* **THE EXERCISE**
Reproduce every entry exactly as shown.

[Saved entries]
□ □ □ □ □ □ □
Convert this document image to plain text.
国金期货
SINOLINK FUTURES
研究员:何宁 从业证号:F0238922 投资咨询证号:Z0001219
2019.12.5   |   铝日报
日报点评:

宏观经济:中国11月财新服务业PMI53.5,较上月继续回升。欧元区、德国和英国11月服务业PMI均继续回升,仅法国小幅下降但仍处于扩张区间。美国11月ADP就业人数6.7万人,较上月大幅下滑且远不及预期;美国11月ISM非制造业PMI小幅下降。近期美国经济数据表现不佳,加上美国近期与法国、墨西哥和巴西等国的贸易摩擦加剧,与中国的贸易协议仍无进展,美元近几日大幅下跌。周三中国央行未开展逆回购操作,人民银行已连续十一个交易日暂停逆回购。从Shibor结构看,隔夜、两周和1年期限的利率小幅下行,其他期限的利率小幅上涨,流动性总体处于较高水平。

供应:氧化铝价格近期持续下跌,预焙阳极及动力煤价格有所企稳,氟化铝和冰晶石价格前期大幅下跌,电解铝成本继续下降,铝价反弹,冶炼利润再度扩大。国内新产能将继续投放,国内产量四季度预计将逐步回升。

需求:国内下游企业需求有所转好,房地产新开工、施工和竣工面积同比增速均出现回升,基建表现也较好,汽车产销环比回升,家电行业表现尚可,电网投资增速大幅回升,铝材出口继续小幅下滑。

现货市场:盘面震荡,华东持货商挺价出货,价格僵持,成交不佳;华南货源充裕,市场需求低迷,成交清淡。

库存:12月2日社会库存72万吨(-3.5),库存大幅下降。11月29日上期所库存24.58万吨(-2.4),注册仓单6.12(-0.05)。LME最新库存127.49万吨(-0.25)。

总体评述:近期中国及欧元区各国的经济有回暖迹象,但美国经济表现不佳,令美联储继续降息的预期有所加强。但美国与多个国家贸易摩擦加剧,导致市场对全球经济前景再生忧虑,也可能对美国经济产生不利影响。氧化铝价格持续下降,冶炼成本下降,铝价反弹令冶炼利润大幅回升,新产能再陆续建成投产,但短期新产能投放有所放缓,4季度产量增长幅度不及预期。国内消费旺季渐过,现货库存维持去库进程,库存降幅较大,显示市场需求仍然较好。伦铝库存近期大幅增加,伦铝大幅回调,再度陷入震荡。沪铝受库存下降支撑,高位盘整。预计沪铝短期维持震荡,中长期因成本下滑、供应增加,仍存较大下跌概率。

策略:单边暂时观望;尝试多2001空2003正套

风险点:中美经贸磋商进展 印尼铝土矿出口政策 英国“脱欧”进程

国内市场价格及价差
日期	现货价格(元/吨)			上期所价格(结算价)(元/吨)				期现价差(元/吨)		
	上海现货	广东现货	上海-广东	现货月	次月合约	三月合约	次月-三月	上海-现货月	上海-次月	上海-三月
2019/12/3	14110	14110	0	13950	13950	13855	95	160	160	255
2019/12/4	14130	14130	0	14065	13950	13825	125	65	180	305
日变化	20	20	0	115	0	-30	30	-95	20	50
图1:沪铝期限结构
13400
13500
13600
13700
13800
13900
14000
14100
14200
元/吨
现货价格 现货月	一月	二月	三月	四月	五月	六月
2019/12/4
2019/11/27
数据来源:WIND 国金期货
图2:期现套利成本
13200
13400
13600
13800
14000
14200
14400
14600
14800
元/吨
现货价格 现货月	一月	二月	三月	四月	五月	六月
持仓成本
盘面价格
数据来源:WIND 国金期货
□ □ □ □ □ □ □
* **WRITTEN SOLUTION**
Convert this document image to plain text.
国金期货
SINOLINK FUTURES
研究员:何宁 从业证号:F0238922 投资咨询证号:Z0001219
2019.12.5   |   铝日报
日报点评:

宏观经济:中国11月财新服务业PMI53.5,较上月继续回升。欧元区、德国和英国11月服务业PMI均继续回升,仅法国小幅下降但仍处于扩张区间。美国11月ADP就业人数6.7万人,较上月大幅下滑且远不及预期;美国11月ISM非制造业PMI小幅下降。近期美国经济数据表现不佳,加上美国近期与法国、墨西哥和巴西等国的贸易摩擦加剧,与中国的贸易协议仍无进展,美元近几日大幅下跌。周三中国央行未开展逆回购操作,人民银行已连续十一个交易日暂停逆回购。从Shibor结构看,隔夜、两周和1年期限的利率小幅下行,其他期限的利率小幅上涨,流动性总体处于较高水平。

供应:氧化铝价格近期持续下跌,预焙阳极及动力煤价格有所企稳,氟化铝和冰晶石价格前期大幅下跌,电解铝成本继续下降,铝价反弹,冶炼利润再度扩大。国内新产能将继续投放,国内产量四季度预计将逐步回升。

需求:国内下游企业需求有所转好,房地产新开工、施工和竣工面积同比增速均出现回升,基建表现也较好,汽车产销环比回升,家电行业表现尚可,电网投资增速大幅回升,铝材出口继续小幅下滑。

现货市场:盘面震荡,华东持货商挺价出货,价格僵持,成交不佳;华南货源充裕,市场需求低迷,成交清淡。

库存:12月2日社会库存72万吨(-3.5),库存大幅下降。11月29日上期所库存24.58万吨(-2.4),注册仓单6.12(-0.05)。LME最新库存127.49万吨(-0.25)。

总体评述:近期中国及欧元区各国的经济有回暖迹象,但美国经济表现不佳,令美联储继续降息的预期有所加强。但美国与多个国家贸易摩擦加剧,导致市场对全球经济前景再生忧虑,也可能对美国经济产生不利影响。氧化铝价格持续下降,冶炼成本下降,铝价反弹令冶炼利润大幅回升,新产能再陆续建成投产,但短期新产能投放有所放缓,4季度产量增长幅度不及预期。国内消费旺季渐过,现货库存维持去库进程,库存降幅较大,显示市场需求仍然较好。伦铝库存近期大幅增加,伦铝大幅回调,再度陷入震荡。沪铝受库存下降支撑,高位盘整。预计沪铝短期维持震荡,中长期因成本下滑、供应增加,仍存较大下跌概率。

策略:单边暂时观望;尝试多2001空2003正套

风险点:中美经贸磋商进展 印尼铝土矿出口政策 英国“脱欧”进程

国内市场价格及价差
日期	现货价格(元/吨)			上期所价格(结算价)(元/吨)				期现价差(元/吨)		
	上海现货	广东现货	上海-广东	现货月	次月合约	三月合约	次月-三月	上海-现货月	上海-次月	上海-三月
2019/12/3	14110	14110	0	13950	13950	13855	95	160	160	255
2019/12/4	14130	14130	0	14065	13950	13825	125	65	180	305
日变化	20	20	0	115	0	-30	30	-95	20	50
图1:沪铝期限结构
13400
13500
13600
13700
13800
13900
14000
14100
14200
元/吨
现货价格 现货月	一月	二月	三月	四月	五月	六月
2019/12/4
2019/11/27
数据来源:WIND 国金期货
图2:期现套利成本
13200
13400
13600
13800
14000
14200
14400
14600
14800
元/吨
现货价格 现货月	一月	二月	三月	四月	五月	六月
持仓成本
盘面价格
数据来源:WIND 国金期货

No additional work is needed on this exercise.